[Collected data]

▶

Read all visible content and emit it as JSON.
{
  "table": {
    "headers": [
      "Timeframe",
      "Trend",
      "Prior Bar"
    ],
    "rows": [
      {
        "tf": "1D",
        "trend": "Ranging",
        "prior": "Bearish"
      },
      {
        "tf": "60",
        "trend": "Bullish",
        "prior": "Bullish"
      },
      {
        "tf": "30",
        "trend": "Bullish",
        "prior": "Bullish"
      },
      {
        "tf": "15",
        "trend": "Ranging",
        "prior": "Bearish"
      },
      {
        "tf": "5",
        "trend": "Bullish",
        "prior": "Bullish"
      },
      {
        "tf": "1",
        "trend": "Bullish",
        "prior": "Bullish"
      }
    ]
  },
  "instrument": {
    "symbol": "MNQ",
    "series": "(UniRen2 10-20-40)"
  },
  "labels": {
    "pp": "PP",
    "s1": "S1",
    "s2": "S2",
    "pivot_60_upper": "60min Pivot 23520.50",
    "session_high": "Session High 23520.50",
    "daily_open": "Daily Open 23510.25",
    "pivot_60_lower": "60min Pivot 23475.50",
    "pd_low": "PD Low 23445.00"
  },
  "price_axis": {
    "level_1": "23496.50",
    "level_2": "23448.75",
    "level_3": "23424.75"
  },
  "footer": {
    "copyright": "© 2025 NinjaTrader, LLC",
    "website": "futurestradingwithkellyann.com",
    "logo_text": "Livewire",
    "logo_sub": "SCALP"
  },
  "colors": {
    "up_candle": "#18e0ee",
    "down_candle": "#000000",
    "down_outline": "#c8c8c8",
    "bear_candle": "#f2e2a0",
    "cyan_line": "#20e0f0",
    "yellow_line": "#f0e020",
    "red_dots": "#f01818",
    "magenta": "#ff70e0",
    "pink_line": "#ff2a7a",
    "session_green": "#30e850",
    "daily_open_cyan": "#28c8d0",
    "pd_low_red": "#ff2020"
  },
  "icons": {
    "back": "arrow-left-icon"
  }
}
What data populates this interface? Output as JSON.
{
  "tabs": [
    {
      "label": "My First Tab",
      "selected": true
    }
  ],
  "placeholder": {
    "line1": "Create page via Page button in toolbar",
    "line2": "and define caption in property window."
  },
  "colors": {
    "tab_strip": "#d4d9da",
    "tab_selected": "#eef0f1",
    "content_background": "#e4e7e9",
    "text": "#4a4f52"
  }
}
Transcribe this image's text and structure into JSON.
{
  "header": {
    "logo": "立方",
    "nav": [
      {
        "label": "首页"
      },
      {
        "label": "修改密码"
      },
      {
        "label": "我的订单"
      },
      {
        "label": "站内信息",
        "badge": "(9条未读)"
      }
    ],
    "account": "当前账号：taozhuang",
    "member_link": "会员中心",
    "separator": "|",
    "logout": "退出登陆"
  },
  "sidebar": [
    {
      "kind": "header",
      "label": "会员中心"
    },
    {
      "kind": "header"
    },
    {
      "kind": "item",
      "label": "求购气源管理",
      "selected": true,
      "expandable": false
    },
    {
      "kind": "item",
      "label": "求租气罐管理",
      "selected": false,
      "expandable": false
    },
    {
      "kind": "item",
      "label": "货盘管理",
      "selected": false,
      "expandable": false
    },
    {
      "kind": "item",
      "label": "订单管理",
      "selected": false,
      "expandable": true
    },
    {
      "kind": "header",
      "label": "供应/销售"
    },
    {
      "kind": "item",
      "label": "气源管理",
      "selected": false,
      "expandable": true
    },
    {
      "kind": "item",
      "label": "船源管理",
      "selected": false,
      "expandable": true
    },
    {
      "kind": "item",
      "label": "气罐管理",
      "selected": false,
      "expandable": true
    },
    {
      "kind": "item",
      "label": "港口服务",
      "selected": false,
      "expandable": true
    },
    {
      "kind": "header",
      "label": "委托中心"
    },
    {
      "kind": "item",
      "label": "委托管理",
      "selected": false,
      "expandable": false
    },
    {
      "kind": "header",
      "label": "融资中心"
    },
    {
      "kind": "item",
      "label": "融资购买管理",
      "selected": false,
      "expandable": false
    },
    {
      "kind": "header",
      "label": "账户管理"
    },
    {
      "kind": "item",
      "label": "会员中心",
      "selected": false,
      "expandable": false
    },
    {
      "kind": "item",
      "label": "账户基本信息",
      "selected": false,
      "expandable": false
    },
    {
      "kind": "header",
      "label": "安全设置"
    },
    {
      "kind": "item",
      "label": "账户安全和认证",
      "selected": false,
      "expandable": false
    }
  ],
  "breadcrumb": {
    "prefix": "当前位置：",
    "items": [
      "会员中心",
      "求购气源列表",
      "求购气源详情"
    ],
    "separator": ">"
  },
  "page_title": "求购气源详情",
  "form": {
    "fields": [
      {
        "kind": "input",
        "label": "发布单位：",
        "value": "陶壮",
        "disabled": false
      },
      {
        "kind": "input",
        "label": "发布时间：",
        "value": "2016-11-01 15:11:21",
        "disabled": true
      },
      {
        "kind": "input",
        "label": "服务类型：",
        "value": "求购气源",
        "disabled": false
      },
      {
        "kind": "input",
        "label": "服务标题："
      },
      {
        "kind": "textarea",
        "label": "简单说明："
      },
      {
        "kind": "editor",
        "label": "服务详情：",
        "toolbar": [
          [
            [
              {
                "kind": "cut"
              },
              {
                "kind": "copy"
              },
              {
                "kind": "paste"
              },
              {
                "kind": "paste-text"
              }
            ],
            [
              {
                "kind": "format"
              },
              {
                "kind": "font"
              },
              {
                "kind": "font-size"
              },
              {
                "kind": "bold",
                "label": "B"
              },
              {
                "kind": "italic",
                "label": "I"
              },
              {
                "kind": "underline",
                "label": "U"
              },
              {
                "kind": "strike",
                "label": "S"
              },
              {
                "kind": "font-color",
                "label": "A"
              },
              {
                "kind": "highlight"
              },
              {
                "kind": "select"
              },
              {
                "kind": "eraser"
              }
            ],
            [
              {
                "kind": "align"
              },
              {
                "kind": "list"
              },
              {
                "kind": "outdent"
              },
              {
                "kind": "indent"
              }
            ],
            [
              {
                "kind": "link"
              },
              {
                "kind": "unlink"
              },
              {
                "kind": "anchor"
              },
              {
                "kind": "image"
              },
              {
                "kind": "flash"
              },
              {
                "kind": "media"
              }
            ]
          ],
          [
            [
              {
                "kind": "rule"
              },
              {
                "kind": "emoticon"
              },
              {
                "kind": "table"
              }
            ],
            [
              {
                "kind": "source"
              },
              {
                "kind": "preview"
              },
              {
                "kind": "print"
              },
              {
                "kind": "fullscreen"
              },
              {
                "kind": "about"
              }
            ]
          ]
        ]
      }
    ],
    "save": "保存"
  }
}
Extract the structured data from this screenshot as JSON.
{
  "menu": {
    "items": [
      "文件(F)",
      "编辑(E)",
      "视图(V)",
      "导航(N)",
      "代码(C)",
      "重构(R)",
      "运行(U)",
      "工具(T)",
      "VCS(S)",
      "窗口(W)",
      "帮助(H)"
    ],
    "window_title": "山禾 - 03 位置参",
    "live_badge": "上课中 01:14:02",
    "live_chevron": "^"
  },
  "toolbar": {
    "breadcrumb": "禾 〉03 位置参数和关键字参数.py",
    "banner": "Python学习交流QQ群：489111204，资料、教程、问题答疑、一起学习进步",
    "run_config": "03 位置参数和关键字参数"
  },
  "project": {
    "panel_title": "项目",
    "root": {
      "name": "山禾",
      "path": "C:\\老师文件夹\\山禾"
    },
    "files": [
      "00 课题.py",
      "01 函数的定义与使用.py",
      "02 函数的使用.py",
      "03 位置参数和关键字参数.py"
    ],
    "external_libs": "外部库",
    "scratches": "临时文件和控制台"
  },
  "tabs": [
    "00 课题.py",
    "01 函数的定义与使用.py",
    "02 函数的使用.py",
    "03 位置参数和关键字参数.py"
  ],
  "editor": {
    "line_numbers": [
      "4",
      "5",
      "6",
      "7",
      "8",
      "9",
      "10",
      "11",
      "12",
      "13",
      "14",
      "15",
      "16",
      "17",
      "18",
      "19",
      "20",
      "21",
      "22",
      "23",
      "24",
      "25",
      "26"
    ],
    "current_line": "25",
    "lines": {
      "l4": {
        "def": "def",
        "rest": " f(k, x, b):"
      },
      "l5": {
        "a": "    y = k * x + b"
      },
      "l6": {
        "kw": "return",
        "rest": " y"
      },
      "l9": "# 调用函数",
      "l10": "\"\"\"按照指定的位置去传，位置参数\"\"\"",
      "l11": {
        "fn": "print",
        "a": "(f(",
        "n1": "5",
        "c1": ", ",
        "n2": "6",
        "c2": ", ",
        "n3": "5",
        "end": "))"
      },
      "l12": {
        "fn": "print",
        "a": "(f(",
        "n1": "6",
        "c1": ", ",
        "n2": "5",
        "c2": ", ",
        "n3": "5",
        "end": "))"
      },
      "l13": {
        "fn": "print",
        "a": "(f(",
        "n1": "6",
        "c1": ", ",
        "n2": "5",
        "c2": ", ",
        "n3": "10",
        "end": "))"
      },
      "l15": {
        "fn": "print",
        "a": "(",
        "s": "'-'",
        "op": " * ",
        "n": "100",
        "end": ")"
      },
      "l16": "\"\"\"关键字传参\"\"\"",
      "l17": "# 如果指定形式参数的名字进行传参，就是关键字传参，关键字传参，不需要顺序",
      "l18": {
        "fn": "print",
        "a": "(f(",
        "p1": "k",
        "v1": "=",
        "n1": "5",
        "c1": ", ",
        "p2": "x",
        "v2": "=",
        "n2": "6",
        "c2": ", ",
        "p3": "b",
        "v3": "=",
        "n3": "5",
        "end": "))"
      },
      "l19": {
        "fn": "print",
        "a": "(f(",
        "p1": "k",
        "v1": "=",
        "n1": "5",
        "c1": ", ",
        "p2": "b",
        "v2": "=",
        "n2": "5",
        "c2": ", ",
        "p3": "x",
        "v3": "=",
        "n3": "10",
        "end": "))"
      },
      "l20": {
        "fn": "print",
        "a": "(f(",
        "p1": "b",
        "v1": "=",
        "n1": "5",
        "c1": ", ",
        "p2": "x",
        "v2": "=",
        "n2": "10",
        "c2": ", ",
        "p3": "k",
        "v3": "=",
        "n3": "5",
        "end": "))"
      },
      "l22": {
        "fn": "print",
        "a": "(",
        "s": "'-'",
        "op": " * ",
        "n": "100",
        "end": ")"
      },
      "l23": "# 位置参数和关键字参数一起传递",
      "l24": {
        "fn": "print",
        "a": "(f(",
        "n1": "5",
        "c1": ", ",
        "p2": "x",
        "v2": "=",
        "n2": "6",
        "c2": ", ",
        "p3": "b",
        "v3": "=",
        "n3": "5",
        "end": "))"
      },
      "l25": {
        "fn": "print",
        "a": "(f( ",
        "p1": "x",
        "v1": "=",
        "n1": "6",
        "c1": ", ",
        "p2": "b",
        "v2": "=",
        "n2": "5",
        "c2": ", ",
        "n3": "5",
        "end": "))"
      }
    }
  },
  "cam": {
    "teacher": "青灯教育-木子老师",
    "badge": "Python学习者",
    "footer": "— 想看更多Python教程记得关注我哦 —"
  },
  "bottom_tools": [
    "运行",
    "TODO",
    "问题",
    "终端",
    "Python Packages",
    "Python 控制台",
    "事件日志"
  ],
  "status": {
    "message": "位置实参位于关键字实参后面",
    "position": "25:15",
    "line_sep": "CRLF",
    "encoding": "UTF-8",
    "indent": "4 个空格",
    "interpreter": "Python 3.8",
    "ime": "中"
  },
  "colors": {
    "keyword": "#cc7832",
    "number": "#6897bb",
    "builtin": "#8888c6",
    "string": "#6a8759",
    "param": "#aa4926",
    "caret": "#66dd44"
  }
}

◀

| WHAT YOU NEED TO DO |
Every line above that contains the word "Pivot" should be reported.

| EXERCISE ANSWER |
    "pivot_60_upper": "60min Pivot 23520.50",
    "pivot_60_lower": "60min Pivot 23475.50",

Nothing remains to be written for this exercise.